(Source data)
------------------------------
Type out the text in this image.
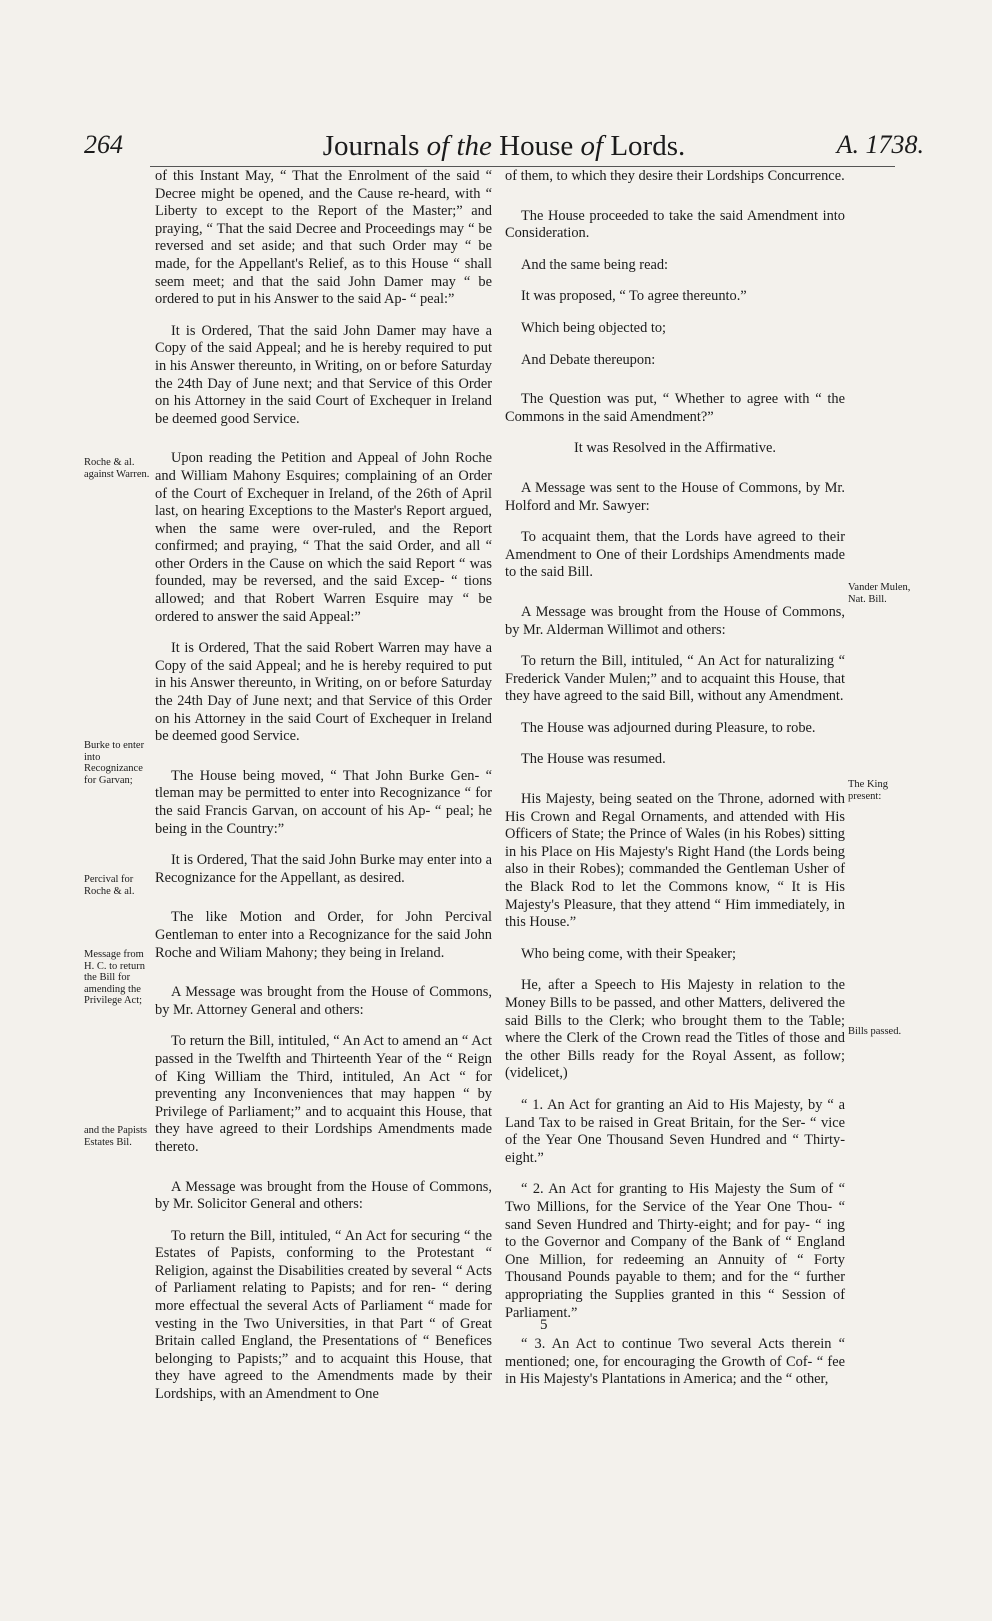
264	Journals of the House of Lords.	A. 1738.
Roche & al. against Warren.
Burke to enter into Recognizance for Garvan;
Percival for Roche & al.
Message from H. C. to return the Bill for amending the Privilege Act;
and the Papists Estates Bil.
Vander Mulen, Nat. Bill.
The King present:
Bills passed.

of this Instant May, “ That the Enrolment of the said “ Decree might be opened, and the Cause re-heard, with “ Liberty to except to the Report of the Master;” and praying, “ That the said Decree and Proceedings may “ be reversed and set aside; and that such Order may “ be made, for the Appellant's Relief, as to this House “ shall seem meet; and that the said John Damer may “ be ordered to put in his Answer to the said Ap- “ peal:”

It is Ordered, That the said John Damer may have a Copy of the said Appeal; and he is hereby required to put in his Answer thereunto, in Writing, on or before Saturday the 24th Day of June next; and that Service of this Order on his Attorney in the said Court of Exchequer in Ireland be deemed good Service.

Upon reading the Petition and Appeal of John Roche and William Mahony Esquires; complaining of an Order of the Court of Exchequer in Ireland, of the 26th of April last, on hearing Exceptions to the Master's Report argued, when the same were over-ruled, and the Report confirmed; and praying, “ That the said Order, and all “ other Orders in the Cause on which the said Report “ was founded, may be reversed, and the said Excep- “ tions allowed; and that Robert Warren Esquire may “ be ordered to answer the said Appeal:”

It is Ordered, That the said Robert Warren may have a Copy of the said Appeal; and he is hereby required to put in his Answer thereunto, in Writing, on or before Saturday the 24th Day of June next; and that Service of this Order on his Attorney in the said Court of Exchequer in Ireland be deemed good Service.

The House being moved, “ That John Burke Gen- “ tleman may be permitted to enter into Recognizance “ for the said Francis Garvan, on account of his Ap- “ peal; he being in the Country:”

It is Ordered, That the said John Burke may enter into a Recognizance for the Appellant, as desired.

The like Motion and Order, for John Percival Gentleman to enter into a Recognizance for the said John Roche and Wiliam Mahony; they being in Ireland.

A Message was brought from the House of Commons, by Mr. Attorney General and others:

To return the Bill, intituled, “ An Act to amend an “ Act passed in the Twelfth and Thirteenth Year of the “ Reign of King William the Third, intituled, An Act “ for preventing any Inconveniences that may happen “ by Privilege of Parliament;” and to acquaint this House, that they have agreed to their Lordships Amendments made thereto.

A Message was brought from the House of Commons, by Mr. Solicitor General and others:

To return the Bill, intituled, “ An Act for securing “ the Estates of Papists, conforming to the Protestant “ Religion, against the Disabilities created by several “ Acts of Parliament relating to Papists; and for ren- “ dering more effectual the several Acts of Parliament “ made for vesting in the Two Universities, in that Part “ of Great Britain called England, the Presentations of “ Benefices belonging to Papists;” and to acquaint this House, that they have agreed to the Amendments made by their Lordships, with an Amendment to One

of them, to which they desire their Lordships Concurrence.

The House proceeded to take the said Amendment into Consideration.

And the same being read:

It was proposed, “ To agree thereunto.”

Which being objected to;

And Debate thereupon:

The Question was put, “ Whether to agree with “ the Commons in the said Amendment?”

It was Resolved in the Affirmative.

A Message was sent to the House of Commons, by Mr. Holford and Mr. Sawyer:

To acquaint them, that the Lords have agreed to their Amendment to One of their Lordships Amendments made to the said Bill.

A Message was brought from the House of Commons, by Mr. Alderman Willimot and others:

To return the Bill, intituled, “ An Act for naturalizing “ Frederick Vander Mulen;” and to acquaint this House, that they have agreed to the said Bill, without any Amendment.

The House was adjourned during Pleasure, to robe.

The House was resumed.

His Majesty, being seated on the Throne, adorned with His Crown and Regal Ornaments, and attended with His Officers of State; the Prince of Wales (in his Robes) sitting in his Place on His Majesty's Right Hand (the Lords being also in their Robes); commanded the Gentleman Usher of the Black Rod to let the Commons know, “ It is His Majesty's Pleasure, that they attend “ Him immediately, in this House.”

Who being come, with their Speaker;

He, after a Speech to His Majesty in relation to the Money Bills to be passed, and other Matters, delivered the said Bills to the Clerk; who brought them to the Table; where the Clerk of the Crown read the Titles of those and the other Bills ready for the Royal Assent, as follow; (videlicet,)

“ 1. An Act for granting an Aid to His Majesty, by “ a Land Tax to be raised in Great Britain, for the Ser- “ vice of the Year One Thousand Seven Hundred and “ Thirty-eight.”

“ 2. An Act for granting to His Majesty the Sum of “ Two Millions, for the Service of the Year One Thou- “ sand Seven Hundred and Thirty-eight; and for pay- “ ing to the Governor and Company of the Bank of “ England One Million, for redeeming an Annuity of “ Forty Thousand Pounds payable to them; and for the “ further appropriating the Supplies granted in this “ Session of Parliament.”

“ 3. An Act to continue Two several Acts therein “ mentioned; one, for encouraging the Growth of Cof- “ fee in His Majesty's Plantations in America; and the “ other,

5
------------------------------
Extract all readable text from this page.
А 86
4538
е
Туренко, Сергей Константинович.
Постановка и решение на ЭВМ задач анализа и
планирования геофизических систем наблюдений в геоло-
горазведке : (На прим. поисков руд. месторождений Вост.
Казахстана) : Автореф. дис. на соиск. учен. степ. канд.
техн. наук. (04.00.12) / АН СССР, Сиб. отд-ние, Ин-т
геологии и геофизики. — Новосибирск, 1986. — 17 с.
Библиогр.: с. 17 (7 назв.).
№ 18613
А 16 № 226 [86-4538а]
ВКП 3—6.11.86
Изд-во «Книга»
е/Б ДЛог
------------------------------
Task directions>
Of the lines in the entries, how many include the word "Damer"? State only the number.

Result>
2